The exergy balance for each individual component can be expressed as:

$$\sum {\dot{Ex}}_{\mathrm{i}\mathrm{n}}+\sum {\dot{Ex}}_{\mathrm{Q},\mathrm{i}\mathrm{n}}+{\dot{W}}_{\mathrm{net}} =\sum {\dot{Ex}}_{\mathrm{o}\mathrm{u}\mathrm{t}}+\sum {\dot{Ex}}_{\mathrm{Q},\mathrm{o}\mathrm{u}\mathrm{t}}+{\dot{Ex}}_{\mathrm{d}\mathrm{e}\mathrm{s}\mathrm{t}}$$

(4)

where ${\dot{Ex}}_{\mathrm{i}\mathrm{n}}$ and ${\dot{Ex}}_{\mathrm{o}\mathrm{u}\mathrm{t}}$ are the exergy transfer rates caused by flow streams entering and leaving the system, respectively, kW, ${\dot{Ex}}_{\mathrm{Q},\mathrm{i}\mathrm{n}}$ and ${\dot{Ex}}_{\mathrm{Q},\mathrm{o}\mathrm{u}\mathrm{t}}$ are the exergy transfer rates associated with heat transferring into and out of the system, respectively, kW, and ${\dot{E}}_{\mathrm{d}\mathrm{e}\mathrm{s}\mathrm{t}}$ represents exergy destruction rate, kW.

Referring to literature [35], the exergy destruction rate and exergy efficiency for those compressors, coolers and heat exchangers of the novel system can further be derived, as listed in

Table 1. Exergy destruction rate and exergy efficiency equations for the system components.

Components	Exergy Destruction Rate	Exergy Efficiency
Compressors	${\dot{E}}_{\mathrm{d}\mathrm{e}\mathrm{s}\mathrm{t}}={\left(\dot{m}·ex\right)}_{\mathrm{i}\mathrm{n}}+{\dot{W}}_{\mathrm{n}\mathrm{e}\mathrm{t}}-{\left(\dot{m}·ex\right)}_{\mathrm{o}\mathrm{u}\mathrm{t}}-{\dot{Q}}_{\mathrm{loss}}(1-T_0/T)$	${\eta }_{\mathrm{e}\mathrm{x},\mathrm{C}\mathrm{O}\mathrm{M}\mathrm{P}}=1-{\displaystyle \frac{{\dot{E}}_{\mathrm{dest}}+{\dot{Q}}_{\mathrm{loss}}(1-T_0/T)}{{\dot{W}}_{\mathrm{n}\mathrm{e}\mathrm{t}}}}$
Heat exchangers and Coolers	${\dot{E}}_{\mathrm{d}\mathrm{e}\mathrm{s}\mathrm{t}}=\sum {\left(\dot{m}·ex\right)}_{\mathrm{i}\mathrm{n}}-\sum {\left(\dot{m}·ex\right)}_{\mathrm{o}\mathrm{u}\mathrm{t}}-{\dot{Q}}_{\mathrm{loss}}(1-T_0/T)$	${\eta }_{\mathrm{e}\mathrm{x},\mathrm{H}\mathrm{E}\mathrm{X}/\mathrm{C}\mathrm{R}}=1-{\displaystyle \frac{{\dot{E}}_{\mathrm{dest}}+{\dot{Q}}_{\mathrm{loss}}(1-T_0/T)}{\sum {\left(\dot{m}·ex\right)}_{\mathrm{i}\mathrm{n}}}}$

Notes: $\dot{m}$ represents the mass flow rate of the hydrogen stream entering or leaving the components, kg/s, ${\dot{Q}}_{\mathrm{loss}}$ stands for the heat exchange rate between components and surroundings, kW, ${\eta }_{\mathrm{e}\mathrm{x}, \mathrm{C}\mathrm{O}\mathrm{M}\mathrm{P}}$ denotes the exergy efficiency of the compressors, ${\eta }_{\mathrm{e}\mathrm{x},\mathrm{H}\mathrm{E}\mathrm{X}/\mathrm{C}\mathrm{R}}$ denotes the energy efficiency of the heat exchangers or coolers.

· · ·

Directions: Write the next part of the exergy analysis excerpt above, beginning right after its final note on heat exchanger and cooler efficiency.

Data excerpts:
· · ·

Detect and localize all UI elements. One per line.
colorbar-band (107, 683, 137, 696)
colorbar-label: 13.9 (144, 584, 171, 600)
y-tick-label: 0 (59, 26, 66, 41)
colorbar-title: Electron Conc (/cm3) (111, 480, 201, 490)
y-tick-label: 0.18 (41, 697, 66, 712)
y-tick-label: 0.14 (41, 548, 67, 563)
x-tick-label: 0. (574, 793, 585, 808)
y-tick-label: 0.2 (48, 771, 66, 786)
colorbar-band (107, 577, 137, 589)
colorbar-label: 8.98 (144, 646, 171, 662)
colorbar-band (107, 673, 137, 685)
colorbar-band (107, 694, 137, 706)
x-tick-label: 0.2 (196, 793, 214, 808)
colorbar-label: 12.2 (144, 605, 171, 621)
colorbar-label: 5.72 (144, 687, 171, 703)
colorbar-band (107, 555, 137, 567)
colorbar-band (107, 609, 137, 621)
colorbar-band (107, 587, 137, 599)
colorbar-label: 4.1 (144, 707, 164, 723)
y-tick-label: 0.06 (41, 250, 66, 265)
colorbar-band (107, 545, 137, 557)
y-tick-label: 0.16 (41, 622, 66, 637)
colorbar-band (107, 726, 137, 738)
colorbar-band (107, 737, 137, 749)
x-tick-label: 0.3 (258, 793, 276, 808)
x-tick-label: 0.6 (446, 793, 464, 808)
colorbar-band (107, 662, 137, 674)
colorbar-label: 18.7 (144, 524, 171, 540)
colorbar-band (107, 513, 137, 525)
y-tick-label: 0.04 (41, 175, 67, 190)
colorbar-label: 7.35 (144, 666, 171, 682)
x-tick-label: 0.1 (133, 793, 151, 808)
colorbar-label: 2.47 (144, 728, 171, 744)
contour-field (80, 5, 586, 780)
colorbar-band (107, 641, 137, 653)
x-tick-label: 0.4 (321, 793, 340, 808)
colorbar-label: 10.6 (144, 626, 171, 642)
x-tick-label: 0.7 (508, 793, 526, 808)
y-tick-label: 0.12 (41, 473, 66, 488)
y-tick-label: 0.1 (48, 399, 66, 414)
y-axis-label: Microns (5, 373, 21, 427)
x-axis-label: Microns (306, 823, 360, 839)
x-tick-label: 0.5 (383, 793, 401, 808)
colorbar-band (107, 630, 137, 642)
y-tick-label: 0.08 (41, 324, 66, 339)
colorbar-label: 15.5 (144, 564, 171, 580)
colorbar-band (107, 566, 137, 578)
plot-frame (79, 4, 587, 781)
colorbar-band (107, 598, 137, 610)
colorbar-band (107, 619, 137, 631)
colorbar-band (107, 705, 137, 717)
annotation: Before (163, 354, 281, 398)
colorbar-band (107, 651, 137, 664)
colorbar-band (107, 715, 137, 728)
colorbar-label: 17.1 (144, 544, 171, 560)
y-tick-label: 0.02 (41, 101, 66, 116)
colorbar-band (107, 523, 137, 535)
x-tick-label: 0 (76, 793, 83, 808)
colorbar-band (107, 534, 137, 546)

· · ·

Expected answer:
.

The overall exergy efficiency of the system is defined as the ratio of the exergy difference between the BOG and the CcH₂ product to the net power input required by the system, as shown below [36]:

$${\eta }_{\mathrm{e}\mathrm{x}}={\displaystyle \frac{{\dot{Ex}}_{\mathrm{C}\mathrm{c}{\mathrm{H}}_2}-{\dot{Ex}}_{\mathrm{B}\mathrm{O}\mathrm{G}}}{{\dot{W}}_{\mathrm{n}\mathrm{e}\mathrm{t}}}}={\displaystyle \frac{{\dot{m}}_{\mathrm{C}\mathrm{c}{\mathrm{H}}_2}·{ex}_{{\mathrm{C}\mathrm{c}\mathrm{H}}_2}-{\dot{m}}_{\mathrm{B}\mathrm{O}\mathrm{G}}·{ex}_{\mathrm{B}\mathrm{O}\mathrm{G}}}{{\dot{W}}_{\mathrm{n}\mathrm{e}\mathrm{t}}}}$$

(5)

where ${\eta }_{\mathrm{e}\mathrm{x}}$ is the overall exergy efficiency of the entire CcH₂ production system, ${\dot{Ex}}_{\mathrm{B}\mathrm{O}\mathrm{G}}$ is the flow exergy rate of the BOG stream, kW, ${\dot{Ex}}_{\mathrm{C}\mathrm{c}{\mathrm{H}}_2}$ is the flow exergy rate of the final CcH₂ product, kW, ${ex}_{\mathrm{B}\mathrm{O}\mathrm{G}}$ is the specific exergy of the BOG, kJ/kg, and ${ex}_{{\mathrm{C}\mathrm{c}\mathrm{H}}_2}$ is the specific exergy of CcH₂, kJ/kg.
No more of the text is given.